[What to work on] Leave out the images and repeat the listing below without a single change.

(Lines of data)
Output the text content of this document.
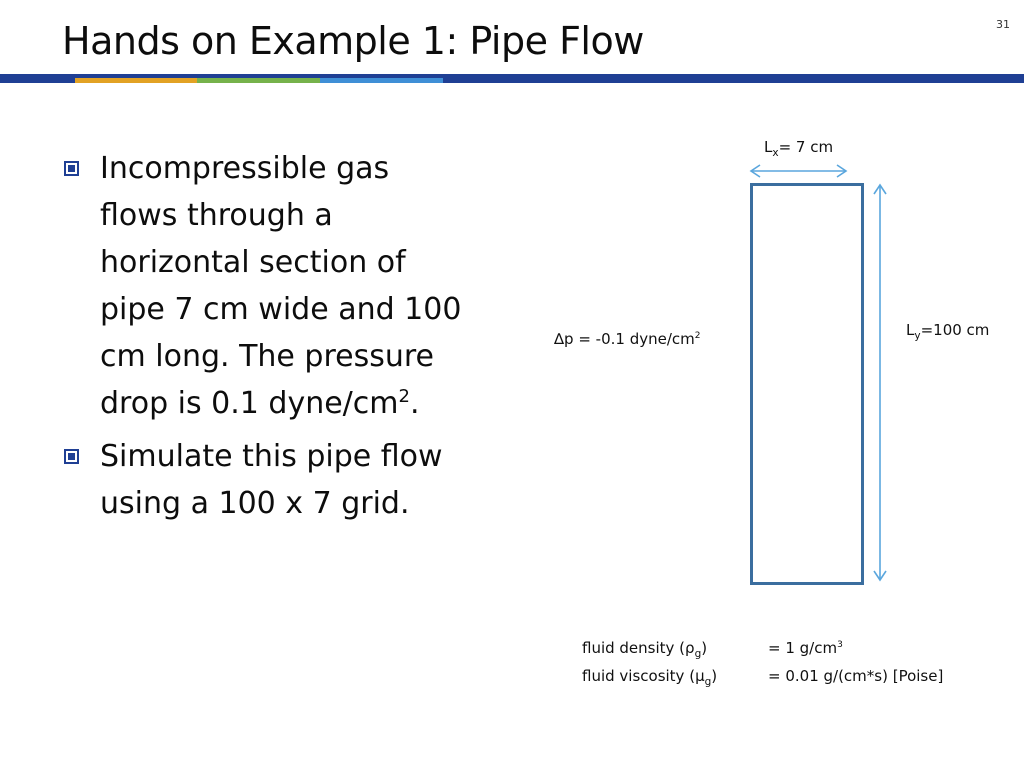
Hands on Example 1: Pipe Flow	31
Incompressible gas flows through a horizontal section of pipe 7 cm wide and 100 cm long. The pressure drop is 0.1 dyne/$cm^2$.
Simulate this pipe flow using a 100 x 7 grid.
$L_x= 7$ cm
$L_y=100$ cm
∆p = -0.1 dyne/$cm^2$
fluid density $(\rho_g)$	= 1 $g/cm^3$
fluid viscosity $(\mu_g)$	= 0.01 g/(cm*s) [Poise]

[The result]
Output the text content of this document.
Hands on Example 1: Pipe Flow	31
Incompressible gas flows through a horizontal section of pipe 7 cm wide and 100 cm long. The pressure drop is 0.1 dyne/$cm^2$.
Simulate this pipe flow using a 100 x 7 grid.
$L_x= 7$ cm
$L_y=100$ cm
∆p = -0.1 dyne/$cm^2$
fluid density $(\rho_g)$	= 1 $g/cm^3$
fluid viscosity $(\mu_g)$	= 0.01 g/(cm*s) [Poise]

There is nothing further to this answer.